AIM OF THE EXERCISE
Below is a listing; write it out exactly and drop any images from it.

MATERIAL
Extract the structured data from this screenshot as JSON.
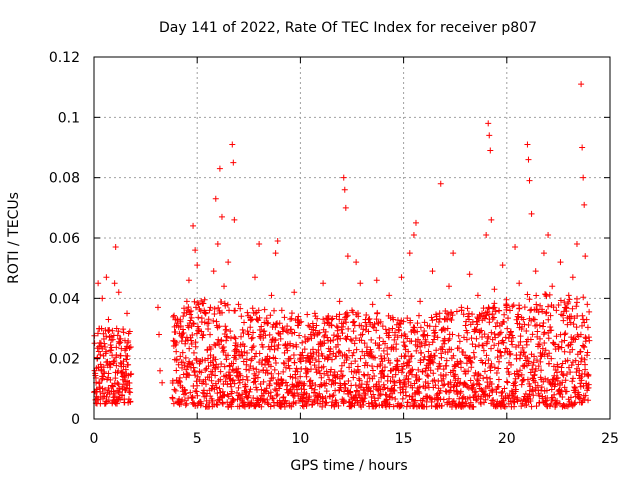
{
  "chart_data": {
    "type": "scatter",
    "title": "Day 141 of 2022, Rate Of TEC Index for receiver p807",
    "xlabel": "GPS time / hours",
    "ylabel": "ROTI / TECUs",
    "xlim": [
      0,
      25
    ],
    "ylim": [
      0,
      0.12
    ],
    "xticks": [
      0,
      5,
      10,
      15,
      20,
      25
    ],
    "xtick_labels": [
      "0",
      "5",
      "10",
      "15",
      "20",
      "25"
    ],
    "yticks": [
      0,
      0.02,
      0.04,
      0.06,
      0.08,
      0.1,
      0.12
    ],
    "ytick_labels": [
      "0",
      "0.02",
      "0.04",
      "0.06",
      "0.08",
      "0.1",
      "0.12"
    ],
    "grid": true,
    "marker": "+",
    "color": "#ff0000",
    "series": [
      {
        "name": "ROTI",
        "points": [
          [
            0.1,
            0.012
          ],
          [
            0.15,
            0.02
          ],
          [
            0.2,
            0.045
          ],
          [
            0.25,
            0.03
          ],
          [
            0.3,
            0.009
          ],
          [
            0.35,
            0.016
          ],
          [
            0.4,
            0.04
          ],
          [
            0.5,
            0.025
          ],
          [
            0.6,
            0.047
          ],
          [
            0.7,
            0.033
          ],
          [
            0.8,
            0.018
          ],
          [
            0.9,
            0.011
          ],
          [
            1.0,
            0.045
          ],
          [
            1.05,
            0.057
          ],
          [
            1.1,
            0.03
          ],
          [
            1.2,
            0.042
          ],
          [
            1.3,
            0.021
          ],
          [
            1.4,
            0.013
          ],
          [
            1.5,
            0.026
          ],
          [
            1.6,
            0.035
          ],
          [
            1.7,
            0.009
          ],
          [
            3.1,
            0.037
          ],
          [
            3.15,
            0.028
          ],
          [
            3.2,
            0.016
          ],
          [
            3.3,
            0.012
          ],
          [
            4.0,
            0.031
          ],
          [
            4.1,
            0.018
          ],
          [
            4.2,
            0.011
          ],
          [
            4.3,
            0.022
          ],
          [
            4.5,
            0.039
          ],
          [
            4.6,
            0.046
          ],
          [
            4.7,
            0.017
          ],
          [
            4.8,
            0.064
          ],
          [
            4.9,
            0.056
          ],
          [
            5.0,
            0.051
          ],
          [
            5.2,
            0.029
          ],
          [
            5.4,
            0.013
          ],
          [
            5.6,
            0.036
          ],
          [
            5.8,
            0.049
          ],
          [
            5.9,
            0.073
          ],
          [
            6.0,
            0.058
          ],
          [
            6.1,
            0.083
          ],
          [
            6.2,
            0.067
          ],
          [
            6.3,
            0.044
          ],
          [
            6.4,
            0.026
          ],
          [
            6.5,
            0.052
          ],
          [
            6.7,
            0.091
          ],
          [
            6.75,
            0.085
          ],
          [
            6.8,
            0.066
          ],
          [
            7.0,
            0.038
          ],
          [
            7.2,
            0.021
          ],
          [
            7.4,
            0.014
          ],
          [
            7.6,
            0.033
          ],
          [
            7.8,
            0.047
          ],
          [
            8.0,
            0.058
          ],
          [
            8.2,
            0.029
          ],
          [
            8.4,
            0.019
          ],
          [
            8.6,
            0.041
          ],
          [
            8.8,
            0.055
          ],
          [
            8.9,
            0.059
          ],
          [
            9.1,
            0.036
          ],
          [
            9.3,
            0.017
          ],
          [
            9.5,
            0.025
          ],
          [
            9.7,
            0.042
          ],
          [
            9.9,
            0.031
          ],
          [
            10.1,
            0.022
          ],
          [
            10.3,
            0.014
          ],
          [
            10.5,
            0.028
          ],
          [
            10.7,
            0.035
          ],
          [
            10.9,
            0.019
          ],
          [
            11.1,
            0.045
          ],
          [
            11.3,
            0.027
          ],
          [
            11.5,
            0.033
          ],
          [
            11.7,
            0.012
          ],
          [
            11.9,
            0.039
          ],
          [
            12.1,
            0.08
          ],
          [
            12.15,
            0.076
          ],
          [
            12.2,
            0.07
          ],
          [
            12.3,
            0.054
          ],
          [
            12.5,
            0.036
          ],
          [
            12.7,
            0.052
          ],
          [
            12.9,
            0.045
          ],
          [
            13.1,
            0.021
          ],
          [
            13.3,
            0.029
          ],
          [
            13.5,
            0.038
          ],
          [
            13.7,
            0.046
          ],
          [
            13.9,
            0.015
          ],
          [
            14.1,
            0.025
          ],
          [
            14.3,
            0.041
          ],
          [
            14.5,
            0.033
          ],
          [
            14.7,
            0.018
          ],
          [
            14.9,
            0.047
          ],
          [
            15.1,
            0.023
          ],
          [
            15.3,
            0.055
          ],
          [
            15.5,
            0.061
          ],
          [
            15.6,
            0.065
          ],
          [
            15.8,
            0.039
          ],
          [
            16.0,
            0.028
          ],
          [
            16.2,
            0.017
          ],
          [
            16.4,
            0.049
          ],
          [
            16.6,
            0.034
          ],
          [
            16.8,
            0.078
          ],
          [
            17.0,
            0.026
          ],
          [
            17.2,
            0.044
          ],
          [
            17.4,
            0.055
          ],
          [
            17.6,
            0.019
          ],
          [
            17.8,
            0.037
          ],
          [
            18.0,
            0.031
          ],
          [
            18.2,
            0.048
          ],
          [
            18.4,
            0.022
          ],
          [
            18.6,
            0.041
          ],
          [
            18.8,
            0.035
          ],
          [
            19.0,
            0.061
          ],
          [
            19.1,
            0.098
          ],
          [
            19.15,
            0.094
          ],
          [
            19.2,
            0.089
          ],
          [
            19.25,
            0.066
          ],
          [
            19.4,
            0.043
          ],
          [
            19.6,
            0.025
          ],
          [
            19.8,
            0.051
          ],
          [
            20.0,
            0.037
          ],
          [
            20.2,
            0.029
          ],
          [
            20.4,
            0.057
          ],
          [
            20.6,
            0.045
          ],
          [
            20.8,
            0.033
          ],
          [
            21.0,
            0.091
          ],
          [
            21.05,
            0.086
          ],
          [
            21.1,
            0.079
          ],
          [
            21.2,
            0.068
          ],
          [
            21.4,
            0.049
          ],
          [
            21.6,
            0.031
          ],
          [
            21.8,
            0.055
          ],
          [
            22.0,
            0.061
          ],
          [
            22.2,
            0.044
          ],
          [
            22.4,
            0.036
          ],
          [
            22.6,
            0.052
          ],
          [
            22.8,
            0.028
          ],
          [
            23.0,
            0.041
          ],
          [
            23.2,
            0.047
          ],
          [
            23.4,
            0.058
          ],
          [
            23.6,
            0.111
          ],
          [
            23.65,
            0.09
          ],
          [
            23.7,
            0.08
          ],
          [
            23.75,
            0.071
          ],
          [
            23.8,
            0.054
          ],
          [
            23.9,
            0.038
          ],
          [
            24.0,
            0.026
          ]
        ],
        "band_profile": [
          [
            0.0,
            0.005,
            0.03
          ],
          [
            1.8,
            0.005,
            0.03
          ],
          [
            3.8,
            0.005,
            0.034
          ],
          [
            5.0,
            0.004,
            0.04
          ],
          [
            7.0,
            0.004,
            0.038
          ],
          [
            9.0,
            0.004,
            0.036
          ],
          [
            11.0,
            0.004,
            0.034
          ],
          [
            13.0,
            0.004,
            0.036
          ],
          [
            15.0,
            0.004,
            0.034
          ],
          [
            17.0,
            0.004,
            0.036
          ],
          [
            19.0,
            0.004,
            0.038
          ],
          [
            21.0,
            0.004,
            0.042
          ],
          [
            23.0,
            0.004,
            0.042
          ],
          [
            24.0,
            0.006,
            0.04
          ]
        ]
      }
    ]
  }
}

RESULT OF THE EXERCISE
Extract the structured data from this screenshot as JSON.
{
  "chart_data": {
    "type": "scatter",
    "title": "Day 141 of 2022, Rate Of TEC Index for receiver p807",
    "xlabel": "GPS time / hours",
    "ylabel": "ROTI / TECUs",
    "xlim": [
      0,
      25
    ],
    "ylim": [
      0,
      0.12
    ],
    "xticks": [
      0,
      5,
      10,
      15,
      20,
      25
    ],
    "xtick_labels": [
      "0",
      "5",
      "10",
      "15",
      "20",
      "25"
    ],
    "yticks": [
      0,
      0.02,
      0.04,
      0.06,
      0.08,
      0.1,
      0.12
    ],
    "ytick_labels": [
      "0",
      "0.02",
      "0.04",
      "0.06",
      "0.08",
      "0.1",
      "0.12"
    ],
    "grid": true,
    "marker": "+",
    "color": "#ff0000",
    "series": [
      {
        "name": "ROTI",
        "points": [
          [
            0.1,
            0.012
          ],
          [
            0.15,
            0.02
          ],
          [
            0.2,
            0.045
          ],
          [
            0.25,
            0.03
          ],
          [
            0.3,
            0.009
          ],
          [
            0.35,
            0.016
          ],
          [
            0.4,
            0.04
          ],
          [
            0.5,
            0.025
          ],
          [
            0.6,
            0.047
          ],
          [
            0.7,
            0.033
          ],
          [
            0.8,
            0.018
          ],
          [
            0.9,
            0.011
          ],
          [
            1.0,
            0.045
          ],
          [
            1.05,
            0.057
          ],
          [
            1.1,
            0.03
          ],
          [
            1.2,
            0.042
          ],
          [
            1.3,
            0.021
          ],
          [
            1.4,
            0.013
          ],
          [
            1.5,
            0.026
          ],
          [
            1.6,
            0.035
          ],
          [
            1.7,
            0.009
          ],
          [
            3.1,
            0.037
          ],
          [
            3.15,
            0.028
          ],
          [
            3.2,
            0.016
          ],
          [
            3.3,
            0.012
          ],
          [
            4.0,
            0.031
          ],
          [
            4.1,
            0.018
          ],
          [
            4.2,
            0.011
          ],
          [
            4.3,
            0.022
          ],
          [
            4.5,
            0.039
          ],
          [
            4.6,
            0.046
          ],
          [
            4.7,
            0.017
          ],
          [
            4.8,
            0.064
          ],
          [
            4.9,
            0.056
          ],
          [
            5.0,
            0.051
          ],
          [
            5.2,
            0.029
          ],
          [
            5.4,
            0.013
          ],
          [
            5.6,
            0.036
          ],
          [
            5.8,
            0.049
          ],
          [
            5.9,
            0.073
          ],
          [
            6.0,
            0.058
          ],
          [
            6.1,
            0.083
          ],
          [
            6.2,
            0.067
          ],
          [
            6.3,
            0.044
          ],
          [
            6.4,
            0.026
          ],
          [
            6.5,
            0.052
          ],
          [
            6.7,
            0.091
          ],
          [
            6.75,
            0.085
          ],
          [
            6.8,
            0.066
          ],
          [
            7.0,
            0.038
          ],
          [
            7.2,
            0.021
          ],
          [
            7.4,
            0.014
          ],
          [
            7.6,
            0.033
          ],
          [
            7.8,
            0.047
          ],
          [
            8.0,
            0.058
          ],
          [
            8.2,
            0.029
          ],
          [
            8.4,
            0.019
          ],
          [
            8.6,
            0.041
          ],
          [
            8.8,
            0.055
          ],
          [
            8.9,
            0.059
          ],
          [
            9.1,
            0.036
          ],
          [
            9.3,
            0.017
          ],
          [
            9.5,
            0.025
          ],
          [
            9.7,
            0.042
          ],
          [
            9.9,
            0.031
          ],
          [
            10.1,
            0.022
          ],
          [
            10.3,
            0.014
          ],
          [
            10.5,
            0.028
          ],
          [
            10.7,
            0.035
          ],
          [
            10.9,
            0.019
          ],
          [
            11.1,
            0.045
          ],
          [
            11.3,
            0.027
          ],
          [
            11.5,
            0.033
          ],
          [
            11.7,
            0.012
          ],
          [
            11.9,
            0.039
          ],
          [
            12.1,
            0.08
          ],
          [
            12.15,
            0.076
          ],
          [
            12.2,
            0.07
          ],
          [
            12.3,
            0.054
          ],
          [
            12.5,
            0.036
          ],
          [
            12.7,
            0.052
          ],
          [
            12.9,
            0.045
          ],
          [
            13.1,
            0.021
          ],
          [
            13.3,
            0.029
          ],
          [
            13.5,
            0.038
          ],
          [
            13.7,
            0.046
          ],
          [
            13.9,
            0.015
          ],
          [
            14.1,
            0.025
          ],
          [
            14.3,
            0.041
          ],
          [
            14.5,
            0.033
          ],
          [
            14.7,
            0.018
          ],
          [
            14.9,
            0.047
          ],
          [
            15.1,
            0.023
          ],
          [
            15.3,
            0.055
          ],
          [
            15.5,
            0.061
          ],
          [
            15.6,
            0.065
          ],
          [
            15.8,
            0.039
          ],
          [
            16.0,
            0.028
          ],
          [
            16.2,
            0.017
          ],
          [
            16.4,
            0.049
          ],
          [
            16.6,
            0.034
          ],
          [
            16.8,
            0.078
          ],
          [
            17.0,
            0.026
          ],
          [
            17.2,
            0.044
          ],
          [
            17.4,
            0.055
          ],
          [
            17.6,
            0.019
          ],
          [
            17.8,
            0.037
          ],
          [
            18.0,
            0.031
          ],
          [
            18.2,
            0.048
          ],
          [
            18.4,
            0.022
          ],
          [
            18.6,
            0.041
          ],
          [
            18.8,
            0.035
          ],
          [
            19.0,
            0.061
          ],
          [
            19.1,
            0.098
          ],
          [
            19.15,
            0.094
          ],
          [
            19.2,
            0.089
          ],
          [
            19.25,
            0.066
          ],
          [
            19.4,
            0.043
          ],
          [
            19.6,
            0.025
          ],
          [
            19.8,
            0.051
          ],
          [
            20.0,
            0.037
          ],
          [
            20.2,
            0.029
          ],
          [
            20.4,
            0.057
          ],
          [
            20.6,
            0.045
          ],
          [
            20.8,
            0.033
          ],
          [
            21.0,
            0.091
          ],
          [
            21.05,
            0.086
          ],
          [
            21.1,
            0.079
          ],
          [
            21.2,
            0.068
          ],
          [
            21.4,
            0.049
          ],
          [
            21.6,
            0.031
          ],
          [
            21.8,
            0.055
          ],
          [
            22.0,
            0.061
          ],
          [
            22.2,
            0.044
          ],
          [
            22.4,
            0.036
          ],
          [
            22.6,
            0.052
          ],
          [
            22.8,
            0.028
          ],
          [
            23.0,
            0.041
          ],
          [
            23.2,
            0.047
          ],
          [
            23.4,
            0.058
          ],
          [
            23.6,
            0.111
          ],
          [
            23.65,
            0.09
          ],
          [
            23.7,
            0.08
          ],
          [
            23.75,
            0.071
          ],
          [
            23.8,
            0.054
          ],
          [
            23.9,
            0.038
          ],
          [
            24.0,
            0.026
          ]
        ],
        "band_profile": [
          [
            0.0,
            0.005,
            0.03
          ],
          [
            1.8,
            0.005,
            0.03
          ],
          [
            3.8,
            0.005,
            0.034
          ],
          [
            5.0,
            0.004,
            0.04
          ],
          [
            7.0,
            0.004,
            0.038
          ],
          [
            9.0,
            0.004,
            0.036
          ],
          [
            11.0,
            0.004,
            0.034
          ],
          [
            13.0,
            0.004,
            0.036
          ],
          [
            15.0,
            0.004,
            0.034
          ],
          [
            17.0,
            0.004,
            0.036
          ],
          [
            19.0,
            0.004,
            0.038
          ],
          [
            21.0,
            0.004,
            0.042
          ],
          [
            23.0,
            0.004,
            0.042
          ],
          [
            24.0,
            0.006,
            0.04
          ]
        ]
      }
    ]
  }
}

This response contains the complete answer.